YOUR GOAL.
Using the entries that follow, collect the lines where the word "this" appears.

====

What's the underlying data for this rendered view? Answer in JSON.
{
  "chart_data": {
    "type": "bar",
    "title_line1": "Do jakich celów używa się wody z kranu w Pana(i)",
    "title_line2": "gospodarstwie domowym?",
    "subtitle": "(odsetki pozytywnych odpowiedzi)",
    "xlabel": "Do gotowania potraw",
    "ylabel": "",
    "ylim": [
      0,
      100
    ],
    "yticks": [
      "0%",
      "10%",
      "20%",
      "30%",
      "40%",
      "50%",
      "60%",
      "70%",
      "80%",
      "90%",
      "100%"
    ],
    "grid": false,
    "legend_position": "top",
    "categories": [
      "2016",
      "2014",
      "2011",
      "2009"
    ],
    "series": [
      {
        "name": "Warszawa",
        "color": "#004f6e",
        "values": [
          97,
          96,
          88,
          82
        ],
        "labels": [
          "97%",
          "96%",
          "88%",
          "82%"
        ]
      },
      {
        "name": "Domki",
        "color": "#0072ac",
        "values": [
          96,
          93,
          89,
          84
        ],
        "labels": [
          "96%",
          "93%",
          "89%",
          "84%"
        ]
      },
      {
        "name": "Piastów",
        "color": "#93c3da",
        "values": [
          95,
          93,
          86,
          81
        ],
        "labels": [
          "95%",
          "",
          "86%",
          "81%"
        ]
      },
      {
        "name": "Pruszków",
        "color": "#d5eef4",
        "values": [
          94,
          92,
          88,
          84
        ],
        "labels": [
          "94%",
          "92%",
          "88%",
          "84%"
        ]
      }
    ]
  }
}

====

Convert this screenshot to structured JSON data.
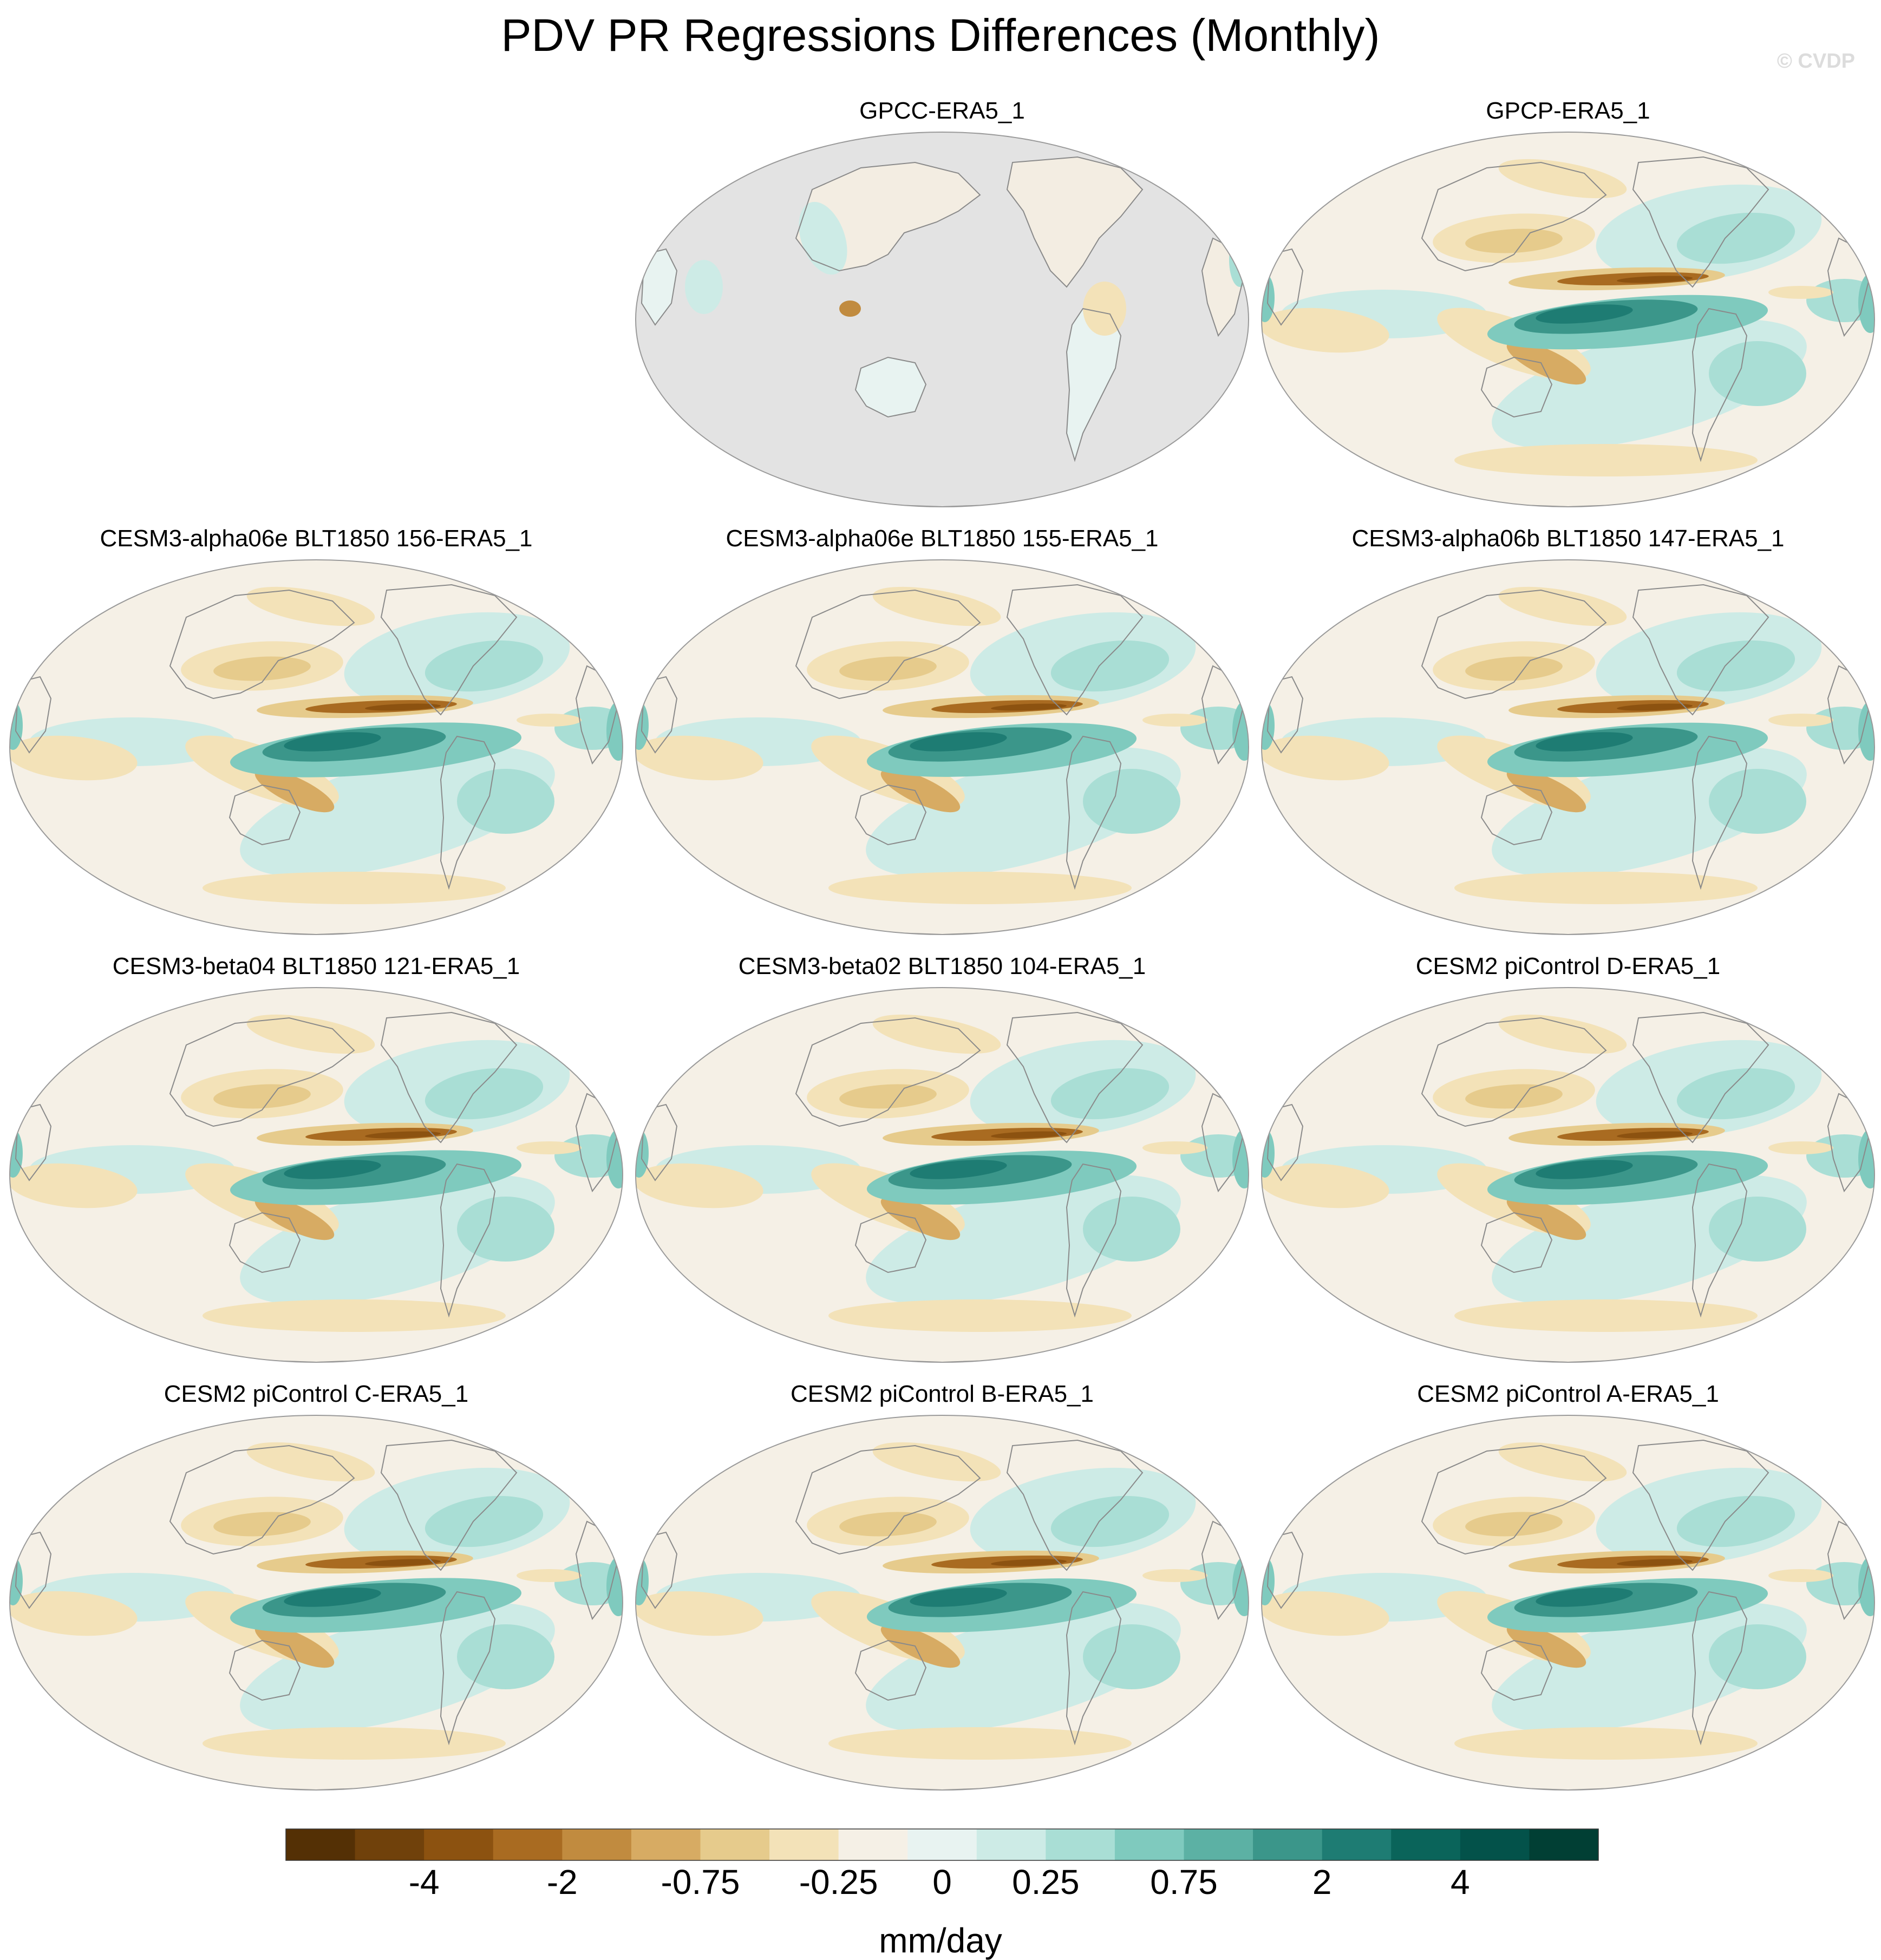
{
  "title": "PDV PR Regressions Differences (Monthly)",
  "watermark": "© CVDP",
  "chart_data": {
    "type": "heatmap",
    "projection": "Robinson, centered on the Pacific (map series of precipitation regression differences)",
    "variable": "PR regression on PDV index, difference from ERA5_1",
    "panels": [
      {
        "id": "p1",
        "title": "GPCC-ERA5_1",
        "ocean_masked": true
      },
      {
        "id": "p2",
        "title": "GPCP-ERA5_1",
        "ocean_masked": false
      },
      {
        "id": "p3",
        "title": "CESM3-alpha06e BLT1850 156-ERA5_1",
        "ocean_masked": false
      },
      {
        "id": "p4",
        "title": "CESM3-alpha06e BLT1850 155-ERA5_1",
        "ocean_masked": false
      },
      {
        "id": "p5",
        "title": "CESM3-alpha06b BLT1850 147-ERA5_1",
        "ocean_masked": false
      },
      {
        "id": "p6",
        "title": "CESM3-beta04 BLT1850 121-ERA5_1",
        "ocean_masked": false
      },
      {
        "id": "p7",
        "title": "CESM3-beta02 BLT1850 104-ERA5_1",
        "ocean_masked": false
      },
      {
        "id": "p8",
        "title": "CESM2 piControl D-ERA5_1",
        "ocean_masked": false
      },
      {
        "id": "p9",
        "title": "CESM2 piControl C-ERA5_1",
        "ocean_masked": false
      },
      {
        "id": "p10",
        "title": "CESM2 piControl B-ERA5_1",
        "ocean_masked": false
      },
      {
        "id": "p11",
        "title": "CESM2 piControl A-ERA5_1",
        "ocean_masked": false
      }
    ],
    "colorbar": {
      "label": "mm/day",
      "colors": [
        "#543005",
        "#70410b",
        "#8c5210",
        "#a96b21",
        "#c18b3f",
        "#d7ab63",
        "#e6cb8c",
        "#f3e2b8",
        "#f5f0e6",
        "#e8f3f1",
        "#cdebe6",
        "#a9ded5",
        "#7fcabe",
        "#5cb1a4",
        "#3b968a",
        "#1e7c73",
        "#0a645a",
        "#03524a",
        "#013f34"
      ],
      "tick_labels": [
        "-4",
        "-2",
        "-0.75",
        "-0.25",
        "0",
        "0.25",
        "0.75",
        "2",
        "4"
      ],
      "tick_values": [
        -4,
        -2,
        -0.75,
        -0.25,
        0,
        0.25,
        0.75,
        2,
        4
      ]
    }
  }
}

====

EXERCISE RESPONSE.
What's the underlying data for this rendered view? Answer in JSON.
Convert this screenshot to structured JSON data.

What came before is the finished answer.